> _Objectif 1_
D'après le texte sur le droit pénal de l'Union européenne, quel article de la directive (UE) 2017/541 mentionne la provocation publique à commettre un acte terroriste ?
> _Objectif 2_
Traduisez en anglais cette phrase du texte sur le droit pénal de l'Union européenne : « Son article 83 accorde une compétence législative à l’Union européenne dans le domaine du droit pénal matériel. »
> _Objectif 3_
Les affirmations suivantes sont-elles conformes au texte sur le droit pénal de l'Union européenne ? Répondez par oui ou non et citez les mots décisifs du texte. (a) Le Conseil peut étendre les compétences pénales matérielles de l'Union sans l'approbation du Parlement européen. (b) La liste des infractions que l'Union peut définir est exhaustive. (c) La provocation publique peut passer par une diffusion en ligne ou hors ligne.

Son article 82 autorise le Parlement européen et le Conseil à prendre des directives afin d’établir un rapprochement de règles minimales en matière de procédure pénale applicable aux domaines criminels ayant une dimension transfrontière, notamment en ce qui concerne l’admissibilité mutuelle des preuves, les droits des personnes dans ladite procédure et les droits des victimes. Tout autre élément pourrait entrer dans cette catégorie après identification du Conseil à l’unanimité et l’approbation du Parlement européen. Son article 83 accorde une compétence législative à l’Union européenne dans le domaine du droit pénal matériel. Il confère au Parlement et au Conseil le pouvoir d’établir, par voie de directives, des règles minimales relatives à la définition des infractions et des sanctions dans certaines branches de la criminalité, quand celle-ci est particulièrement grave et revêtant une dimension transfrontière. Il existe une liste non exhaustive qui permet à l’Union européenne de définir matériellement et de prévoir des sanctions pour certaines infractions dont le terrorisme, la traite des êtres humains, le trafic illicite de drogues ou la corruption. Après approbation du Parlement européen, le Conseil peut adopter une décision à l’unanimité pour étendre les compétences pénales matérielles de l’Union européenne à d’autres faits remplissant les critères mentionnés[6].
En guise d’exemple, la directive (UE) 2017/541 du Parlement européen et du Conseil, du 15 mars 2017, relative à la lutte contre le terrorisme, énumère un certain nombre de définitions matérielles d’infractions pouvant être qualifiées d’actes terroristes. Ainsi, son article 5 mentionne la provocation publique à commettre un acte terroriste. Ici, le législateur européen la caractérise comme une « diffusion ou tout autre forme de mise à la disposition du public, par quelconque moyen, en ligne ou hors ligne, d’un message avec l’intention d’inciter à la commission d’une des infractions terroristes (énumérés en amont au sein de l’article 3), lorsqu’un tel comportement incite, directement ou indirectement, à commettre un acte terroriste, créant ainsi le risque qu’une ou plusieurs de ces infractions puissent être commises ».

[Entrées de la collection]

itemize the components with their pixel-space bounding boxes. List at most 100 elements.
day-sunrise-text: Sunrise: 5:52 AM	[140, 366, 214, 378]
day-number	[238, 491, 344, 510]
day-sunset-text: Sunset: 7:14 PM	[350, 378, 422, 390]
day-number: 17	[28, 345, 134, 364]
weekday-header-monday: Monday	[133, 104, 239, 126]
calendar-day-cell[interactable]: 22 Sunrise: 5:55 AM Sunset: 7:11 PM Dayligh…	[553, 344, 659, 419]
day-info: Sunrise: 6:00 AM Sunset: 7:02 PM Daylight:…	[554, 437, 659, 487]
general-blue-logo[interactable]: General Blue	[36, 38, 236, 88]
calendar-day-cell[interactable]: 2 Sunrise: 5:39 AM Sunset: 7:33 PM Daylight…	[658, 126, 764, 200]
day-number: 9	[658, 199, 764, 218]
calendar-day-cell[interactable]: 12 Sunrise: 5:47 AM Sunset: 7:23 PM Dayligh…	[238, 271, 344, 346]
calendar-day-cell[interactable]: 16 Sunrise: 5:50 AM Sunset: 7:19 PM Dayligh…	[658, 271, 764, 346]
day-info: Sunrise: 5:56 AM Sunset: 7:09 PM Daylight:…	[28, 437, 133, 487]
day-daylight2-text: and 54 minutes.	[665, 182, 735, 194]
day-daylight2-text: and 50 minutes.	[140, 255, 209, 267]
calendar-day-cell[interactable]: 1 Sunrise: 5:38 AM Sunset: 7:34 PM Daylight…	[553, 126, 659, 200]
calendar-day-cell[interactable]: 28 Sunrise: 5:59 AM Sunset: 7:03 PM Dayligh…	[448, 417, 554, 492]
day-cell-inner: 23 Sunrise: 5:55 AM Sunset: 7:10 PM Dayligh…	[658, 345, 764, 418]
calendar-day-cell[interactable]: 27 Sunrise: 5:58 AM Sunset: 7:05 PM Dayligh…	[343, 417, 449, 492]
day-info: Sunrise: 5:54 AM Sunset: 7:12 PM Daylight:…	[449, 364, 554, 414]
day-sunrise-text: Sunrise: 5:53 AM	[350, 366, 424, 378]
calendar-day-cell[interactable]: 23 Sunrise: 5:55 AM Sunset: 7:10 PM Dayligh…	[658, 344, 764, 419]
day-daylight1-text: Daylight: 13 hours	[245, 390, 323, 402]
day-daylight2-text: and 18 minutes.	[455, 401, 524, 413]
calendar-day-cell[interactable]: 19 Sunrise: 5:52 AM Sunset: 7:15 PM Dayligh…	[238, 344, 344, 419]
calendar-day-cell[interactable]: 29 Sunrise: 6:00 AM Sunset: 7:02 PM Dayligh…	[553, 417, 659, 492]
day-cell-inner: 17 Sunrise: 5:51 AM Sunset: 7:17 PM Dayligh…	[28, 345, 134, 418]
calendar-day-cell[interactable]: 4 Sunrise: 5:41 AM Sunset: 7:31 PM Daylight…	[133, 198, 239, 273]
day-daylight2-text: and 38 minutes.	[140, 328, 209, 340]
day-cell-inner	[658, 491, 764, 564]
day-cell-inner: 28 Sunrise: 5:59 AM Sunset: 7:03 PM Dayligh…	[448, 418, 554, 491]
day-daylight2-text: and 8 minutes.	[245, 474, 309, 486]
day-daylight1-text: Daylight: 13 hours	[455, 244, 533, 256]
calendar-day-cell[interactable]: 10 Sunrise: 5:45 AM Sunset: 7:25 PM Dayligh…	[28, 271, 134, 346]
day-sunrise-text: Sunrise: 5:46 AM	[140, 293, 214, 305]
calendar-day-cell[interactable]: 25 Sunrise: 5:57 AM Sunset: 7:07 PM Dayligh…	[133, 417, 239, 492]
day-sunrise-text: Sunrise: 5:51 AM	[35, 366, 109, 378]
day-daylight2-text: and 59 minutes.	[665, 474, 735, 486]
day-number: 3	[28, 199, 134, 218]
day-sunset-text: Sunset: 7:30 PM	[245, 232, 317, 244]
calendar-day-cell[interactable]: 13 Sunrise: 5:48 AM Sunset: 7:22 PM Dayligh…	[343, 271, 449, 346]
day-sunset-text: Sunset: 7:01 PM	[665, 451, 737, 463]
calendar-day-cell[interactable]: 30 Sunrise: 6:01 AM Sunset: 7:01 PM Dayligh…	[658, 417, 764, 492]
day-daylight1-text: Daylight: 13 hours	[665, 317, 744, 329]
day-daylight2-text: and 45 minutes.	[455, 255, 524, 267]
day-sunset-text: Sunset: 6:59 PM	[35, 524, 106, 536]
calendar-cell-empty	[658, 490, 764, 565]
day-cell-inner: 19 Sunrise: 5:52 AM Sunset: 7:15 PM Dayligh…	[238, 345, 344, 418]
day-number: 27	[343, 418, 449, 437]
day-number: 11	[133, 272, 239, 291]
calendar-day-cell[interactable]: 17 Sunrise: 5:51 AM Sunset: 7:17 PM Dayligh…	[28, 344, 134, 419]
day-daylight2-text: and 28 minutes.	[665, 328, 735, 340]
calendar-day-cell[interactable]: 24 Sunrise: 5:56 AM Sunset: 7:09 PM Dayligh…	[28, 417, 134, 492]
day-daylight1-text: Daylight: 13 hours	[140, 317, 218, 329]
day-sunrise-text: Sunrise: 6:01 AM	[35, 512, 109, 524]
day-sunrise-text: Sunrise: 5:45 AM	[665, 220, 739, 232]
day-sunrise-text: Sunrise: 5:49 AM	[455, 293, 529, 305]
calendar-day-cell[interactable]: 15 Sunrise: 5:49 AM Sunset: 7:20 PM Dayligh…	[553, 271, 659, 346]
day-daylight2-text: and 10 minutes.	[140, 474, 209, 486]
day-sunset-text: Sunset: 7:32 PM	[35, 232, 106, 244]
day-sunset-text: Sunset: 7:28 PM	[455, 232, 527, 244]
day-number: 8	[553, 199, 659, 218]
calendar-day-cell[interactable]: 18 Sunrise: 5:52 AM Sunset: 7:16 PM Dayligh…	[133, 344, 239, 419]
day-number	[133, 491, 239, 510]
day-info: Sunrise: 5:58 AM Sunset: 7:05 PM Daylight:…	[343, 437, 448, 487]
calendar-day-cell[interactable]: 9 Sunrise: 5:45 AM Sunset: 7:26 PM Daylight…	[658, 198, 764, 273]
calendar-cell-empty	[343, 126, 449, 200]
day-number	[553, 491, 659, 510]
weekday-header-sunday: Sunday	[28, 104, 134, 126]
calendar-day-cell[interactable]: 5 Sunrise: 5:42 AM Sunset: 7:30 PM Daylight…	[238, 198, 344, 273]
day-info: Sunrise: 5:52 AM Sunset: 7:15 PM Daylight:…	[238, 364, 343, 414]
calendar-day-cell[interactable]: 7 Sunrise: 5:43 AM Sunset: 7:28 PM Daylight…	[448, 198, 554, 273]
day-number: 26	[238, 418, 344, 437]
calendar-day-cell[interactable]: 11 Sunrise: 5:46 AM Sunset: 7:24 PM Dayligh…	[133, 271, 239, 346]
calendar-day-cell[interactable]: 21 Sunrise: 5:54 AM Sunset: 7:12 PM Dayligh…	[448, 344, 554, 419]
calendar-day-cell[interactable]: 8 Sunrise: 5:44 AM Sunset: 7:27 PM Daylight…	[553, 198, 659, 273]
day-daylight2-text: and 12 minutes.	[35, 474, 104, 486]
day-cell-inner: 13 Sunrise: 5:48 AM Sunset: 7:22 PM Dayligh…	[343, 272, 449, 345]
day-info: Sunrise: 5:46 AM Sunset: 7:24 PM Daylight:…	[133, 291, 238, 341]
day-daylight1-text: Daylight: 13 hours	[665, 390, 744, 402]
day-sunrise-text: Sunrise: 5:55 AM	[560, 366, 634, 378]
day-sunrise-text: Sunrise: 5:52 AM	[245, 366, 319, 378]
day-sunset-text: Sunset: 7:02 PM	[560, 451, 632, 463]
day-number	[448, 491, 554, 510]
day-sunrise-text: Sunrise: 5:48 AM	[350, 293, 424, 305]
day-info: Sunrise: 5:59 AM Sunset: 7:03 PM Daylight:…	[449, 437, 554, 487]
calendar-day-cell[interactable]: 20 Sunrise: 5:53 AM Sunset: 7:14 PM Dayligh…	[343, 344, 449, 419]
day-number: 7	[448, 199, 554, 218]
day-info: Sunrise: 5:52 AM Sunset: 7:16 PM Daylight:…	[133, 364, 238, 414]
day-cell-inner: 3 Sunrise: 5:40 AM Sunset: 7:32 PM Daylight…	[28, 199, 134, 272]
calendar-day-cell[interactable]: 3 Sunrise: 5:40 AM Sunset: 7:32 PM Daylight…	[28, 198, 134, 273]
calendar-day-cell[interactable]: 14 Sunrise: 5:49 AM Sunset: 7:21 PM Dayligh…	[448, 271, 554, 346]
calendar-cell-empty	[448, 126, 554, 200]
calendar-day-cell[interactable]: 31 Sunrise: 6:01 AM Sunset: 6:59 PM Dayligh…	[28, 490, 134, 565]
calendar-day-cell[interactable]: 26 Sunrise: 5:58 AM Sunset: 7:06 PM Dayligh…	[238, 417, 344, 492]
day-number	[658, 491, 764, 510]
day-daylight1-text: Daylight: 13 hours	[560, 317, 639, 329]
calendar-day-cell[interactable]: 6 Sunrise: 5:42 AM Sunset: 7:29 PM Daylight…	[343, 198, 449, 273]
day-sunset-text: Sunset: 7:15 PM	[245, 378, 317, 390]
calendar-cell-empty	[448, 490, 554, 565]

> _Réponse correcte 1_
L'article 5.

> _Réponse correcte 2_
Its Article 83 grants the European Union legislative competence in the field of substantive criminal law.

> _Réponse correcte 3_
(a) Non : « Après approbation du Parlement européen, le Conseil peut adopter une décision à l’unanimité pour étendre les compétences pénales matérielles de l’Union européenne »
(b) Non : « Il existe une liste non exhaustive »
(c) Oui : « par quelconque moyen, en ligne ou hors ligne »